Stored data:

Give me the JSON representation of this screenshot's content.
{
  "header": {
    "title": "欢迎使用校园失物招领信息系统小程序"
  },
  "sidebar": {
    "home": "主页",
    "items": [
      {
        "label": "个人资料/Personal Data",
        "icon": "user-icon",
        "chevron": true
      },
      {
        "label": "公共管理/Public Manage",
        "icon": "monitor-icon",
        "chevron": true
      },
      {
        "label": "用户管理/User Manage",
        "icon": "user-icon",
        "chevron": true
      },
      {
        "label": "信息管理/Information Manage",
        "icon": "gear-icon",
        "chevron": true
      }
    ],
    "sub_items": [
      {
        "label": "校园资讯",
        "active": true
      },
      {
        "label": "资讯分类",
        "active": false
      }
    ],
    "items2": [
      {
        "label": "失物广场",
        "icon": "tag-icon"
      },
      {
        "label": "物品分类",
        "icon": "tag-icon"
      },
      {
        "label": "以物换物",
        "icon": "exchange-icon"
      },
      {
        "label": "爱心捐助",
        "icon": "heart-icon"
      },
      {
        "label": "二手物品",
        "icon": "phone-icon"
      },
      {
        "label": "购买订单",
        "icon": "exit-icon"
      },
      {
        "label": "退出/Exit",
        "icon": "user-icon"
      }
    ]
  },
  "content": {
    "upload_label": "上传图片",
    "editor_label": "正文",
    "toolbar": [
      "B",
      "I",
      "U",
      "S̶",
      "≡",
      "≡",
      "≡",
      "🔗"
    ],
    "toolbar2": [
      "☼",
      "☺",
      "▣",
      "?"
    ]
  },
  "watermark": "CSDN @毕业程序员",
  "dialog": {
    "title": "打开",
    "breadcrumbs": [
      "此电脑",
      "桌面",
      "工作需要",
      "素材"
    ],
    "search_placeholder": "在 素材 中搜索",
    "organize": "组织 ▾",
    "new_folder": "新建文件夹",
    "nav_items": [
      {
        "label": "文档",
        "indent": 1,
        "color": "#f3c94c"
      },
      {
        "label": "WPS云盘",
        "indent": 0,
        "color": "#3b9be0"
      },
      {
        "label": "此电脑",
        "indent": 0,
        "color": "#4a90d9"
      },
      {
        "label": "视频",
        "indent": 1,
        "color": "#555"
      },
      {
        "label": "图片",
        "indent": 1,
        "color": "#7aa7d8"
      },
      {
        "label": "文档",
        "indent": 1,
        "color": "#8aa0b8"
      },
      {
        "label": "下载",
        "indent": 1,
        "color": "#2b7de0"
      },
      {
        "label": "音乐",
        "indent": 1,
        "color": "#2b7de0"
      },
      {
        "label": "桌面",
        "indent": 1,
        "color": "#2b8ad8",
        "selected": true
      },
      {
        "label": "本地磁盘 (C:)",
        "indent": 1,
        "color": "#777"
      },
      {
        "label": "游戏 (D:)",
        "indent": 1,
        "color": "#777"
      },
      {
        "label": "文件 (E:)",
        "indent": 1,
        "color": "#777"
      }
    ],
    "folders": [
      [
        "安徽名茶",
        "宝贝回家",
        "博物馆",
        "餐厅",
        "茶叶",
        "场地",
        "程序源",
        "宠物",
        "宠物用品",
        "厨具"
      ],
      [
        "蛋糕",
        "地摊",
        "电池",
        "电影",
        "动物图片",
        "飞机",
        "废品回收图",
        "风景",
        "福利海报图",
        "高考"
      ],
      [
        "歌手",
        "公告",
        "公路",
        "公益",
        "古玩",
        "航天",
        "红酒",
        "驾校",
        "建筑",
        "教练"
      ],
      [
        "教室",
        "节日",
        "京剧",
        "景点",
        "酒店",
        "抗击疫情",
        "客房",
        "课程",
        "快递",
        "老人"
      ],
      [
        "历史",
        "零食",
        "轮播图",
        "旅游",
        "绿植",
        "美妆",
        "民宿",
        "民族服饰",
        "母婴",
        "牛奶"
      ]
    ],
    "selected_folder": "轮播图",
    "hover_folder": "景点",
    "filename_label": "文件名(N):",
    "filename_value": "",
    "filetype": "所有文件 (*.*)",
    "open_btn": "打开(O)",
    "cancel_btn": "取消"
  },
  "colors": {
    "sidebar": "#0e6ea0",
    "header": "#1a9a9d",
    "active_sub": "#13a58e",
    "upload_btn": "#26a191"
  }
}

Task:
Each line of the material should be duplicated exactly, please.

Written reply:
Give me the JSON representation of this screenshot's content.
{
  "header": {
    "title": "欢迎使用校园失物招领信息系统小程序"
  },
  "sidebar": {
    "home": "主页",
    "items": [
      {
        "label": "个人资料/Personal Data",
        "icon": "user-icon",
        "chevron": true
      },
      {
        "label": "公共管理/Public Manage",
        "icon": "monitor-icon",
        "chevron": true
      },
      {
        "label": "用户管理/User Manage",
        "icon": "user-icon",
        "chevron": true
      },
      {
        "label": "信息管理/Information Manage",
        "icon": "gear-icon",
        "chevron": true
      }
    ],
    "sub_items": [
      {
        "label": "校园资讯",
        "active": true
      },
      {
        "label": "资讯分类",
        "active": false
      }
    ],
    "items2": [
      {
        "label": "失物广场",
        "icon": "tag-icon"
      },
      {
        "label": "物品分类",
        "icon": "tag-icon"
      },
      {
        "label": "以物换物",
        "icon": "exchange-icon"
      },
      {
        "label": "爱心捐助",
        "icon": "heart-icon"
      },
      {
        "label": "二手物品",
        "icon": "phone-icon"
      },
      {
        "label": "购买订单",
        "icon": "exit-icon"
      },
      {
        "label": "退出/Exit",
        "icon": "user-icon"
      }
    ]
  },
  "content": {
    "upload_label": "上传图片",
    "editor_label": "正文",
    "toolbar": [
      "B",
      "I",
      "U",
      "S̶",
      "≡",
      "≡",
      "≡",
      "🔗"
    ],
    "toolbar2": [
      "☼",
      "☺",
      "▣",
      "?"
    ]
  },
  "watermark": "CSDN @毕业程序员",
  "dialog": {
    "title": "打开",
    "breadcrumbs": [
      "此电脑",
      "桌面",
      "工作需要",
      "素材"
    ],
    "search_placeholder": "在 素材 中搜索",
    "organize": "组织 ▾",
    "new_folder": "新建文件夹",
    "nav_items": [
      {
        "label": "文档",
        "indent": 1,
        "color": "#f3c94c"
      },
      {
        "label": "WPS云盘",
        "indent": 0,
        "color": "#3b9be0"
      },
      {
        "label": "此电脑",
        "indent": 0,
        "color": "#4a90d9"
      },
      {
        "label": "视频",
        "indent": 1,
        "color": "#555"
      },
      {
        "label": "图片",
        "indent": 1,
        "color": "#7aa7d8"
      },
      {
        "label": "文档",
        "indent": 1,
        "color": "#8aa0b8"
      },
      {
        "label": "下载",
        "indent": 1,
        "color": "#2b7de0"
      },
      {
        "label": "音乐",
        "indent": 1,
        "color": "#2b7de0"
      },
      {
        "label": "桌面",
        "indent": 1,
        "color": "#2b8ad8",
        "selected": true
      },
      {
        "label": "本地磁盘 (C:)",
        "indent": 1,
        "color": "#777"
      },
      {
        "label": "游戏 (D:)",
        "indent": 1,
        "color": "#777"
      },
      {
        "label": "文件 (E:)",
        "indent": 1,
        "color": "#777"
      }
    ],
    "folders": [
      [
        "安徽名茶",
        "宝贝回家",
        "博物馆",
        "餐厅",
        "茶叶",
        "场地",
        "程序源",
        "宠物",
        "宠物用品",
        "厨具"
      ],
      [
        "蛋糕",
        "地摊",
        "电池",
        "电影",
        "动物图片",
        "飞机",
        "废品回收图",
        "风景",
        "福利海报图",
        "高考"
      ],
      [
        "歌手",
        "公告",
        "公路",
        "公益",
        "古玩",
        "航天",
        "红酒",
        "驾校",
        "建筑",
        "教练"
      ],
      [
        "教室",
        "节日",
        "京剧",
        "景点",
        "酒店",
        "抗击疫情",
        "客房",
        "课程",
        "快递",
        "老人"
      ],
      [
        "历史",
        "零食",
        "轮播图",
        "旅游",
        "绿植",
        "美妆",
        "民宿",
        "民族服饰",
        "母婴",
        "牛奶"
      ]
    ],
    "selected_folder": "轮播图",
    "hover_folder": "景点",
    "filename_label": "文件名(N):",
    "filename_value": "",
    "filetype": "所有文件 (*.*)",
    "open_btn": "打开(O)",
    "cancel_btn": "取消"
  },
  "colors": {
    "sidebar": "#0e6ea0",
    "header": "#1a9a9d",
    "active_sub": "#13a58e",
    "upload_btn": "#26a191"
  }
}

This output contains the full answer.